_Exercise task_
Filter the data for lines with the word "Dermal", then copy every line so identified.

....

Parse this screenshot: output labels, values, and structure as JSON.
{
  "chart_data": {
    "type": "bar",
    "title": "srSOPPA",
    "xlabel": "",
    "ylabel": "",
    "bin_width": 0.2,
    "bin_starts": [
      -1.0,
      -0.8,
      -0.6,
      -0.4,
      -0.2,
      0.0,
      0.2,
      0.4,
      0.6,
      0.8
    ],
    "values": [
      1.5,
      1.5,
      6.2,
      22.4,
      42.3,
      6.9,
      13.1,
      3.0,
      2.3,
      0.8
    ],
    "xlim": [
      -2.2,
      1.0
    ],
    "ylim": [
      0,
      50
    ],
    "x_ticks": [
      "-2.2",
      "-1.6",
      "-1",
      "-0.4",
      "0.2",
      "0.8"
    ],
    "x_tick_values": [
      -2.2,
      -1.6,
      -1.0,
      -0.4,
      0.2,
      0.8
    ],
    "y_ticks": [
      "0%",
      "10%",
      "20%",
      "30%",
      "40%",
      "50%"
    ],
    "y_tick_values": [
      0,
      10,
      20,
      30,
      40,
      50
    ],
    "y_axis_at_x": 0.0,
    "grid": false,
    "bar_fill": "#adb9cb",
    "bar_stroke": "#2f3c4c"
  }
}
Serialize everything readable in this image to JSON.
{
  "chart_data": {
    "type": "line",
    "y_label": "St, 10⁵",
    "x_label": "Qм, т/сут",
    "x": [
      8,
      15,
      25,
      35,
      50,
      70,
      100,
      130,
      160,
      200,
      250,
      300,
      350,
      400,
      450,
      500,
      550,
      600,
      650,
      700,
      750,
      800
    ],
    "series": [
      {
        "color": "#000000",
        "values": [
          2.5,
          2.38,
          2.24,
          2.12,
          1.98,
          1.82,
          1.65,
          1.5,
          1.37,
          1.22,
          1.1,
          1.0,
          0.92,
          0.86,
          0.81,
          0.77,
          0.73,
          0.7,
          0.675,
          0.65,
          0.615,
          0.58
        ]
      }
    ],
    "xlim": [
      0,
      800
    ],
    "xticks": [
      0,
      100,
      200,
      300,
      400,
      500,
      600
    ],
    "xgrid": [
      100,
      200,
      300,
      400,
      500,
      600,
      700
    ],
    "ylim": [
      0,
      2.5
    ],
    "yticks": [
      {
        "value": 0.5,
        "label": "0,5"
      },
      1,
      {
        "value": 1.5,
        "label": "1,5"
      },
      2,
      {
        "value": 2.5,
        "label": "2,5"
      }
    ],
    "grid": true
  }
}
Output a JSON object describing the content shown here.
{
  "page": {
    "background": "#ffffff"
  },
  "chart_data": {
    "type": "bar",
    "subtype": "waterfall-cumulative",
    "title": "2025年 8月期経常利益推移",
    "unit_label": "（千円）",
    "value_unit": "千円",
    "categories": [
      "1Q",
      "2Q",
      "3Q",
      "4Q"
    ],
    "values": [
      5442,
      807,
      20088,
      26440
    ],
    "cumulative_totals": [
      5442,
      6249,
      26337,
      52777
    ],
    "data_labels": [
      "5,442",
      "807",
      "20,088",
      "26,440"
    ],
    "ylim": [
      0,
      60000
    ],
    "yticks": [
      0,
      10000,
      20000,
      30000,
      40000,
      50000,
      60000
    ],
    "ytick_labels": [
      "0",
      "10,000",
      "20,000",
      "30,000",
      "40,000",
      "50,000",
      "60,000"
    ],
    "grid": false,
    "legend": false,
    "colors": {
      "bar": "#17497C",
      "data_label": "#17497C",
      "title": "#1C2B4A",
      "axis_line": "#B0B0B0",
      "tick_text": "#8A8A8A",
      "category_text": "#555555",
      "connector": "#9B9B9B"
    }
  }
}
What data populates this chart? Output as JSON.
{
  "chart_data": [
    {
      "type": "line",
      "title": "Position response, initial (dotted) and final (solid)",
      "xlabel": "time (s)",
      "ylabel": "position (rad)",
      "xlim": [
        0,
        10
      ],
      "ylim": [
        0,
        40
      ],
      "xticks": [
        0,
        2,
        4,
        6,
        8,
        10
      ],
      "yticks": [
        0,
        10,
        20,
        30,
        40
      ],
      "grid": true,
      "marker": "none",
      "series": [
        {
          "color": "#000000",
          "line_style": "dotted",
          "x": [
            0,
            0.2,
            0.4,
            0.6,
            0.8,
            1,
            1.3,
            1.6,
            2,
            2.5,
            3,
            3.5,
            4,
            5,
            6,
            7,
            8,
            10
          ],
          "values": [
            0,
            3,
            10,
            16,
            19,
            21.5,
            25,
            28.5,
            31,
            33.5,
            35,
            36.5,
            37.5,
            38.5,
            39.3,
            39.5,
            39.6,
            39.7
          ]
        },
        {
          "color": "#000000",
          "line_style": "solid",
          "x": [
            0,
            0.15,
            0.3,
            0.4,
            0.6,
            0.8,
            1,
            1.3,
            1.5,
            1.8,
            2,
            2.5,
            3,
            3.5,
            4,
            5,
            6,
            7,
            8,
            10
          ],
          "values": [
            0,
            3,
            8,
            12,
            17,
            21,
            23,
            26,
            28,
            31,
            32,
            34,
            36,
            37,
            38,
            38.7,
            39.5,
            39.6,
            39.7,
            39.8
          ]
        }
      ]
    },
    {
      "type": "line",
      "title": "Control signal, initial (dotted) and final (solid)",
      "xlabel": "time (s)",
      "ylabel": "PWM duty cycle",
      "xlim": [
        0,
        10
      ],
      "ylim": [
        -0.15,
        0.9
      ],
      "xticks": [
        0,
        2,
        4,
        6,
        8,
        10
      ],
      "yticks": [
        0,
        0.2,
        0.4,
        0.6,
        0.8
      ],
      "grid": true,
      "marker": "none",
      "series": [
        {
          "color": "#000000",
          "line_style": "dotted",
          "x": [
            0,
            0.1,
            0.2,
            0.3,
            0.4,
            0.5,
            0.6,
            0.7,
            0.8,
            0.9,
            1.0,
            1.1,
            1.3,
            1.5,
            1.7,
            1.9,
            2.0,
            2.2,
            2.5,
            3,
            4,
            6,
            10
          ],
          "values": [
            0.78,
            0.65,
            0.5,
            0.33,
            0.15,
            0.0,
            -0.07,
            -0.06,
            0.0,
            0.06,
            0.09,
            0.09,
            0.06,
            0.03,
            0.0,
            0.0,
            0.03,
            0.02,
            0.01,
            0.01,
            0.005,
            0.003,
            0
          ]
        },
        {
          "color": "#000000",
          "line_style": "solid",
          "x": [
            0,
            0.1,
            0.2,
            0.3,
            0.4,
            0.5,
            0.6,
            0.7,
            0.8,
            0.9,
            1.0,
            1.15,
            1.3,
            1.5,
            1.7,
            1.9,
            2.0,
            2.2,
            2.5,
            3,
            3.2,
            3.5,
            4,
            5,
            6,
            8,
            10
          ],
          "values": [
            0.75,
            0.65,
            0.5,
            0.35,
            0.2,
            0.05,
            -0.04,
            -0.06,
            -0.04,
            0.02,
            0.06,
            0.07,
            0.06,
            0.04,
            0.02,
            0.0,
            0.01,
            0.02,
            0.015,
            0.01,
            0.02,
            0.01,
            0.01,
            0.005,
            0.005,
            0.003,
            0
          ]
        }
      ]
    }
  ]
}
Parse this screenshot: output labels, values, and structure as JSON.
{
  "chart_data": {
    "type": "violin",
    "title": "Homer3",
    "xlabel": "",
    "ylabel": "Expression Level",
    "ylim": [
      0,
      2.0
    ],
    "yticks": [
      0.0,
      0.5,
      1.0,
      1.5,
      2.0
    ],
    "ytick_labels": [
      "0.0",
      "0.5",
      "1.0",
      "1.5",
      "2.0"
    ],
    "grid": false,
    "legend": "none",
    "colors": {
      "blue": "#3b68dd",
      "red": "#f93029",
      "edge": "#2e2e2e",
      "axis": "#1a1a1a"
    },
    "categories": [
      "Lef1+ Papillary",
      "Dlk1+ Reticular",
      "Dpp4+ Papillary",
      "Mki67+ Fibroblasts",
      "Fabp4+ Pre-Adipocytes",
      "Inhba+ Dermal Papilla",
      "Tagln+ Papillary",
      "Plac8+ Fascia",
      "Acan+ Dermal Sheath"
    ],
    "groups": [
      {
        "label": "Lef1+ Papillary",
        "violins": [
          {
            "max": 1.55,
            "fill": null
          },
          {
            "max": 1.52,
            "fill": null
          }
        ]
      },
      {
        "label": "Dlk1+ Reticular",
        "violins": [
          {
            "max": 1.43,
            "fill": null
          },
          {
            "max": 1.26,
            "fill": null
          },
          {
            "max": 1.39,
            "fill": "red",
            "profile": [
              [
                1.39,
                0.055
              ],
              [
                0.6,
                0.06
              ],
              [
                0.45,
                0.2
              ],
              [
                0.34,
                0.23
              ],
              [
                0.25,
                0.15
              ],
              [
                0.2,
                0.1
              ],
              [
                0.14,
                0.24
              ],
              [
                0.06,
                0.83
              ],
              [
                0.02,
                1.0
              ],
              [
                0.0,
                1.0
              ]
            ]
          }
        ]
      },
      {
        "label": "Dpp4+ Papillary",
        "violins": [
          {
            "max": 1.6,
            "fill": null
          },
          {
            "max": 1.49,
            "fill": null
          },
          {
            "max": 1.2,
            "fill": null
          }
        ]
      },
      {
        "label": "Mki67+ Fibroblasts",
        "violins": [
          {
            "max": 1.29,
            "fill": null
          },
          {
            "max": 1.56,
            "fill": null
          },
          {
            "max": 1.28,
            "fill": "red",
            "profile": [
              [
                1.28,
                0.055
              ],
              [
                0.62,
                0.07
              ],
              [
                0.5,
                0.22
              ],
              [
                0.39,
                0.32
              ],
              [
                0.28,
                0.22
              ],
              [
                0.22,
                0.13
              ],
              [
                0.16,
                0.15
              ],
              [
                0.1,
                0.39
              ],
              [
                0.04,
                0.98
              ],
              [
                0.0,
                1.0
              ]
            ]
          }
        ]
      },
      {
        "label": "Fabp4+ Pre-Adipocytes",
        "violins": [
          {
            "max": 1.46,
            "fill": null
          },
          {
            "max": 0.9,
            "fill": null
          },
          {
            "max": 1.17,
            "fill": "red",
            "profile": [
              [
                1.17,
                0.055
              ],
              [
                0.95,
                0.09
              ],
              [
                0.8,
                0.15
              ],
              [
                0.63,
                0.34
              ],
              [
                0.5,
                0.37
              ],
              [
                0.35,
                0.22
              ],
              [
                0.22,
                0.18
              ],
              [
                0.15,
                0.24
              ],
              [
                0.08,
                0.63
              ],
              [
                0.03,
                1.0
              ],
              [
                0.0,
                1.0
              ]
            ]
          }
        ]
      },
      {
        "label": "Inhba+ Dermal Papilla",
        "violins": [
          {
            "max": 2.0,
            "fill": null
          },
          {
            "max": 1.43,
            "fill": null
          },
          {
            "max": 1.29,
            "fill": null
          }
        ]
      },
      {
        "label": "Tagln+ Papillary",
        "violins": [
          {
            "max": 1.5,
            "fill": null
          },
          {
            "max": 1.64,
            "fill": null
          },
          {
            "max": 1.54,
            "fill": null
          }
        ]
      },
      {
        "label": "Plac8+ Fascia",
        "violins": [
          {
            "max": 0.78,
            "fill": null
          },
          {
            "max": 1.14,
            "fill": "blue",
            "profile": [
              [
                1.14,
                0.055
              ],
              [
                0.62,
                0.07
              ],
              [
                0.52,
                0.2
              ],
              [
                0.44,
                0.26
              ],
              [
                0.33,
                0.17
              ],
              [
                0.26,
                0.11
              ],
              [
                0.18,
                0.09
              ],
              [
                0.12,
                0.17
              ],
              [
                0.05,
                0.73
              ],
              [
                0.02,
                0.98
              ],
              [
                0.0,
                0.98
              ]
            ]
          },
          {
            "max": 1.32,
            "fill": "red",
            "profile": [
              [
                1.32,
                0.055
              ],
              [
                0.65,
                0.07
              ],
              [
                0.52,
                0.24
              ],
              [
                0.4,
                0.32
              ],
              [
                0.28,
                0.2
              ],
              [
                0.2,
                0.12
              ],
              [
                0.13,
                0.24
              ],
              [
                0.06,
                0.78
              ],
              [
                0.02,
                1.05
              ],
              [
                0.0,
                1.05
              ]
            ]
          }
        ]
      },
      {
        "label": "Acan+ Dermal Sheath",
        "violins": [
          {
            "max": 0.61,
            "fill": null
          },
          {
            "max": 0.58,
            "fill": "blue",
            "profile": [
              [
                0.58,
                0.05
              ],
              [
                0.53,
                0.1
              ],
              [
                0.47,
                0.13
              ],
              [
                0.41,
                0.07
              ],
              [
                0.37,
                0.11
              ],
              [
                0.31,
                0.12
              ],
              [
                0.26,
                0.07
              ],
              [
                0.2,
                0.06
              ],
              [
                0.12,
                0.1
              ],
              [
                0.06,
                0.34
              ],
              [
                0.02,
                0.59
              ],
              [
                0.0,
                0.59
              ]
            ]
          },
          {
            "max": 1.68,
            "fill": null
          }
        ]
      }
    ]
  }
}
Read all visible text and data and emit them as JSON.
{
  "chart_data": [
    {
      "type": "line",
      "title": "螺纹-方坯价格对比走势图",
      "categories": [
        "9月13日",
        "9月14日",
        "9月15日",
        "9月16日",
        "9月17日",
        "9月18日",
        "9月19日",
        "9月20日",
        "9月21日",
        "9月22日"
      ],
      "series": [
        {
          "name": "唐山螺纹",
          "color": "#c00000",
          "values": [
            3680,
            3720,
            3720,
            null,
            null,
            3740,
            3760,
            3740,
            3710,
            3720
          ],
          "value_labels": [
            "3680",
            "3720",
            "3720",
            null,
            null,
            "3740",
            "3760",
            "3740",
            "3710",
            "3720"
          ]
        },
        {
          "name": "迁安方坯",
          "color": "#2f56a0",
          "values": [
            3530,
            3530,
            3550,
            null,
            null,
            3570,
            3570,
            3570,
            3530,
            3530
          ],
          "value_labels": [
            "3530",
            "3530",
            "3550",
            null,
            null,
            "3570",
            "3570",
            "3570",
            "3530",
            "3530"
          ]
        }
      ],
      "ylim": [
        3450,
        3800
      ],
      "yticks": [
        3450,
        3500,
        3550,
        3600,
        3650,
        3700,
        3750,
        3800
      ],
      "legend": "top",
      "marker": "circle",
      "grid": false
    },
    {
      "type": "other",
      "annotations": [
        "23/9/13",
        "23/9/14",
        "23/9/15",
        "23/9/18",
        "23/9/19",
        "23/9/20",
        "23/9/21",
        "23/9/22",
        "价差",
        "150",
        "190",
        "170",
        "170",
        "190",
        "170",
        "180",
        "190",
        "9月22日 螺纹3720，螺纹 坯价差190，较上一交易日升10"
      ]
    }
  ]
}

....

_Response for this exercise_
      "Inhba+ Dermal Papilla",
      "Acan+ Dermal Sheath"
        "label": "Inhba+ Dermal Papilla",
        "label": "Acan+ Dermal Sheath",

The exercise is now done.